- STORED RECORDS -
════════

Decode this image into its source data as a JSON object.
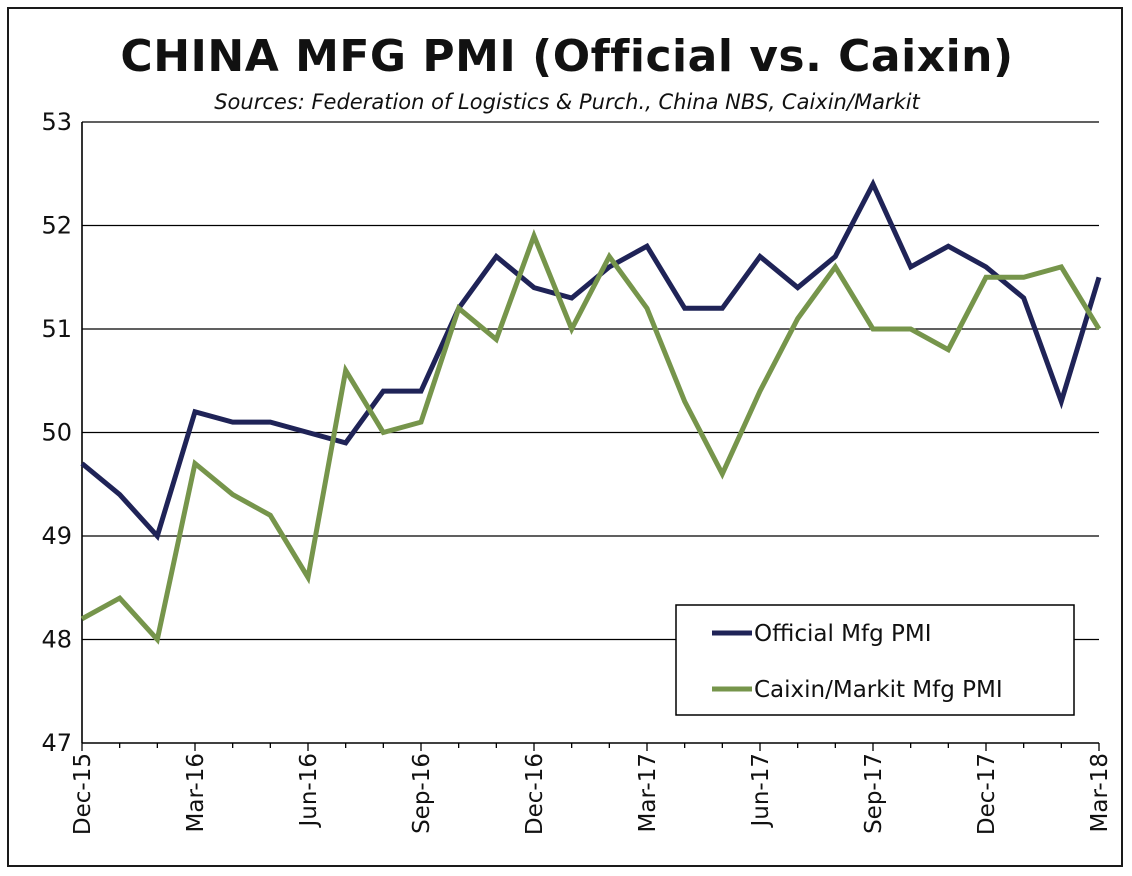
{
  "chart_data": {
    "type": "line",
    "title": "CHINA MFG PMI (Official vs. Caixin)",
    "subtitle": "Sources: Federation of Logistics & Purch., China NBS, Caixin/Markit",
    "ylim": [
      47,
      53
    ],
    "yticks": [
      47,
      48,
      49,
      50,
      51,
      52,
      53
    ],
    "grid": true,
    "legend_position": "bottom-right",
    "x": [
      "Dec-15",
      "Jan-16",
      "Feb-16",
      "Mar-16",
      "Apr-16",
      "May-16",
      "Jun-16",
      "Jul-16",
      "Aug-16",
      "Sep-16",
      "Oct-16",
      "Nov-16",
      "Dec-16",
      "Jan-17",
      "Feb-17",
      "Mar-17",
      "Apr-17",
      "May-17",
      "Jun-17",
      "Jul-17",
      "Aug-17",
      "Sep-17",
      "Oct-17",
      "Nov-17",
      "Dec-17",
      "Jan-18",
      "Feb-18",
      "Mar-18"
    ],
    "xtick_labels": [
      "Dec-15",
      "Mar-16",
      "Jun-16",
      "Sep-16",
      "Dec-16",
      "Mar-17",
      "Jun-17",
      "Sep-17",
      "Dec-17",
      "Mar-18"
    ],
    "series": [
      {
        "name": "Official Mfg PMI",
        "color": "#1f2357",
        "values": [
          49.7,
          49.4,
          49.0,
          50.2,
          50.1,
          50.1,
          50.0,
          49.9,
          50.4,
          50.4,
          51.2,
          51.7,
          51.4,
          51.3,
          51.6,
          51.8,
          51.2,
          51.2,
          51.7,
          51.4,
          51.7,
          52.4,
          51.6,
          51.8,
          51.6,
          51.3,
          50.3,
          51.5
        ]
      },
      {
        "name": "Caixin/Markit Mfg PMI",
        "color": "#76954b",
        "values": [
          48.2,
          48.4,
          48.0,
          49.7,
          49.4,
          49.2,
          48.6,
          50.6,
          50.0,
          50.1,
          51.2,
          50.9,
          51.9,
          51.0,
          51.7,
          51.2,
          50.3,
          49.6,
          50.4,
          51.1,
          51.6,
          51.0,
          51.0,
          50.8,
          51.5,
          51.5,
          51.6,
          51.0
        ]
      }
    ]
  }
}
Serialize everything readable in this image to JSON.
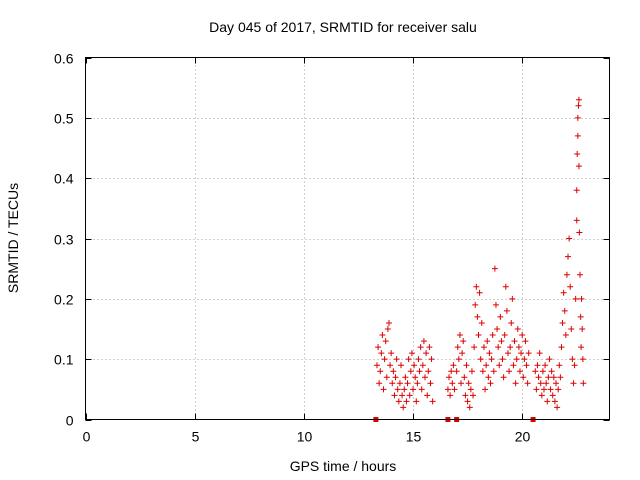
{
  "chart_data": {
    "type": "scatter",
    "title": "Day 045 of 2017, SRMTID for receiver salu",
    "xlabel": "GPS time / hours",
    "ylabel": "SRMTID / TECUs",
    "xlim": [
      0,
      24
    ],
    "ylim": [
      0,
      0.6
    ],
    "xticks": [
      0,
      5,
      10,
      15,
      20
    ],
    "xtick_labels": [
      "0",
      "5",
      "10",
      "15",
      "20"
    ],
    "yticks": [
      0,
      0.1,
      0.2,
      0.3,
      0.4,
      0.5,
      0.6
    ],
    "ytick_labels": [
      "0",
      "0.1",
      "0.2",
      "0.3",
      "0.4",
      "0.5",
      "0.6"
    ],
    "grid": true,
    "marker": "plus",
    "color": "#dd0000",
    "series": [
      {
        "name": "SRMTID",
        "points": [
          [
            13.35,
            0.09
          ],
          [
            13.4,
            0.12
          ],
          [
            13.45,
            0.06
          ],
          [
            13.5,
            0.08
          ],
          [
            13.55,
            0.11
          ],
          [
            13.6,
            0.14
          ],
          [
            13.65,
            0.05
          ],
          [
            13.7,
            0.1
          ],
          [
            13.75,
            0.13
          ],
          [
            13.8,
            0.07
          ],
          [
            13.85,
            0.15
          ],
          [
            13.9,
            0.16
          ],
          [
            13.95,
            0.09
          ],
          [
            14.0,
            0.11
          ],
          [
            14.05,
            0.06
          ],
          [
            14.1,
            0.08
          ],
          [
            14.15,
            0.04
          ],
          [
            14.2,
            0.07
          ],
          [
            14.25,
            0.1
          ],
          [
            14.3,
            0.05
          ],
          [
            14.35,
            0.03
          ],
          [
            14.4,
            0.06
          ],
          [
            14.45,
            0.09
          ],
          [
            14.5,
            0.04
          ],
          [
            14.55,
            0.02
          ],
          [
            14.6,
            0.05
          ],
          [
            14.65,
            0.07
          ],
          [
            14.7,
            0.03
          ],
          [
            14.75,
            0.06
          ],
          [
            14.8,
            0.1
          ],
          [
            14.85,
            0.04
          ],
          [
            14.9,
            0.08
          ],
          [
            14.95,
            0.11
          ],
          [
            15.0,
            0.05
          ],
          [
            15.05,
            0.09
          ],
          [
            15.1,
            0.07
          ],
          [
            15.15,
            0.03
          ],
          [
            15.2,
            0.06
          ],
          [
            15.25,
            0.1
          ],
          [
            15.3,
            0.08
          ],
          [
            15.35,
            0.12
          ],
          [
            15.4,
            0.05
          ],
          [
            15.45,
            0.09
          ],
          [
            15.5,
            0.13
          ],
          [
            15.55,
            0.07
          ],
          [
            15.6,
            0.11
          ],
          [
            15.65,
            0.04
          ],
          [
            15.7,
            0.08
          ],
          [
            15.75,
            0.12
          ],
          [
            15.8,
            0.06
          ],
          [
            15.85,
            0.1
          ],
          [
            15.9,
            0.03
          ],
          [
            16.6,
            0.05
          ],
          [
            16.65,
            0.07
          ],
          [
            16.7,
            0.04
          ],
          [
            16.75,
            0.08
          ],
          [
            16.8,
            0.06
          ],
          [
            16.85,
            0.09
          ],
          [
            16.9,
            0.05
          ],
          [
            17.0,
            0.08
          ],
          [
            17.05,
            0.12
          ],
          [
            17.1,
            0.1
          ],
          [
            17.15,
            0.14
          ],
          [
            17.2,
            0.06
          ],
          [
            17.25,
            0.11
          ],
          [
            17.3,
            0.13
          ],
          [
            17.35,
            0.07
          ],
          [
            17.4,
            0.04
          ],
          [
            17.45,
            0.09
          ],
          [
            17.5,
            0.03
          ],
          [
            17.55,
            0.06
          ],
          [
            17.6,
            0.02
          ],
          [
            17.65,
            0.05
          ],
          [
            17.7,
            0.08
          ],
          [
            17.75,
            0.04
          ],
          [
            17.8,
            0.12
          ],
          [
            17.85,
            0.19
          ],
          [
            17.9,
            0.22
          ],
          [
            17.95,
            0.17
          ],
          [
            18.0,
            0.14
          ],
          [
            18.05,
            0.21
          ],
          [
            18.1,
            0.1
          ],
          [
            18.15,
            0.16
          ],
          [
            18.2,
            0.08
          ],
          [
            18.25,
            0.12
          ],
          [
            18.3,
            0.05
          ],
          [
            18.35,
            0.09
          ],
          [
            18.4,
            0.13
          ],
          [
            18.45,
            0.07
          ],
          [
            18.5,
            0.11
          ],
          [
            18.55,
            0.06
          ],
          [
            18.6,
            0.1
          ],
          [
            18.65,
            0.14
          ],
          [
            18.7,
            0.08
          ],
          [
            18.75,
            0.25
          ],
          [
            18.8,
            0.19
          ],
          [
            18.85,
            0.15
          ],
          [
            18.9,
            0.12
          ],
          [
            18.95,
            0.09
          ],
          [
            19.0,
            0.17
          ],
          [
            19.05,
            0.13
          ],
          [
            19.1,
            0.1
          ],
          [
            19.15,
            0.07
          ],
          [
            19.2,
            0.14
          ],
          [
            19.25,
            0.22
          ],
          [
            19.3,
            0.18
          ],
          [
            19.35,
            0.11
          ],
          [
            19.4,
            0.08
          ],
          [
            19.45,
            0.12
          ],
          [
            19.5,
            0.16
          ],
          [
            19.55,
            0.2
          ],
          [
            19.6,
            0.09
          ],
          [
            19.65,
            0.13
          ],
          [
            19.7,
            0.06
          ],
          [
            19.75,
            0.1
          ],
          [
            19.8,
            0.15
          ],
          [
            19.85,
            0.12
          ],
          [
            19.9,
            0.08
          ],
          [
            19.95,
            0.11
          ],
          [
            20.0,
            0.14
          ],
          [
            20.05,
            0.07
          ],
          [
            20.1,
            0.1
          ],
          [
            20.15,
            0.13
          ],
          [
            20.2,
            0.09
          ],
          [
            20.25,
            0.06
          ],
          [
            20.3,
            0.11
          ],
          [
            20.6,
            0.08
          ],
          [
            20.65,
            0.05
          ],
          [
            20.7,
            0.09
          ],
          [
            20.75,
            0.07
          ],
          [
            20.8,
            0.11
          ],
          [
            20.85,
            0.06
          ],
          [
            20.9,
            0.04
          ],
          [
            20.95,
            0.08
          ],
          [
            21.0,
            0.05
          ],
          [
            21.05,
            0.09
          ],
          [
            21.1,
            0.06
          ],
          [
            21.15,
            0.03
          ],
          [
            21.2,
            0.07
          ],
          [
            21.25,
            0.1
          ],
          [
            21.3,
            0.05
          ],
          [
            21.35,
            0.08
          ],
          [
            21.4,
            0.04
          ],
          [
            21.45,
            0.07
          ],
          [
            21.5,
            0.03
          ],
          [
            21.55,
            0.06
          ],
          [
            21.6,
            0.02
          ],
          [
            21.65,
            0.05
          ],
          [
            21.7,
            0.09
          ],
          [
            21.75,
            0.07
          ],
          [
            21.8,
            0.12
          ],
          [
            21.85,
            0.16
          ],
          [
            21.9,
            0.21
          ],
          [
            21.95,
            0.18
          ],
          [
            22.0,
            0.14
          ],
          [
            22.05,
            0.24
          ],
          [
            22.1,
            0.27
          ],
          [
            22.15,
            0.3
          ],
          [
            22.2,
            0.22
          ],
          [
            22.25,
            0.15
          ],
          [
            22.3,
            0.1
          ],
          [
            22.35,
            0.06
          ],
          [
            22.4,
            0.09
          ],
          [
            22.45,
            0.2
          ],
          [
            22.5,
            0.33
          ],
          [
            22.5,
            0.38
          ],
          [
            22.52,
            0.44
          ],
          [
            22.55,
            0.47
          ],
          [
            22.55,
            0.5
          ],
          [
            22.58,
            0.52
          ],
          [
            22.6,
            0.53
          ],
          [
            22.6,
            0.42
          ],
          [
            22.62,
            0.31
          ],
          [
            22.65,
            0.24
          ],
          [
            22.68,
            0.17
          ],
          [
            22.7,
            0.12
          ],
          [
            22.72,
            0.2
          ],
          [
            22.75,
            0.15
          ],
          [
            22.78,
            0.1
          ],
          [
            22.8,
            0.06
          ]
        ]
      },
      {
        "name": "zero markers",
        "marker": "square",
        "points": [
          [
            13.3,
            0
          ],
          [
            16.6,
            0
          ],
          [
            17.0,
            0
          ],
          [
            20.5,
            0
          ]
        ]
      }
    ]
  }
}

════════

- EXERCISE DETAILS -
From the records above, pull out each line that has "color".

- SOLUTION FOR THIS TASK -
        "color": "#1f2357",
        "color": "#76954b",
    "color": "#dd0000",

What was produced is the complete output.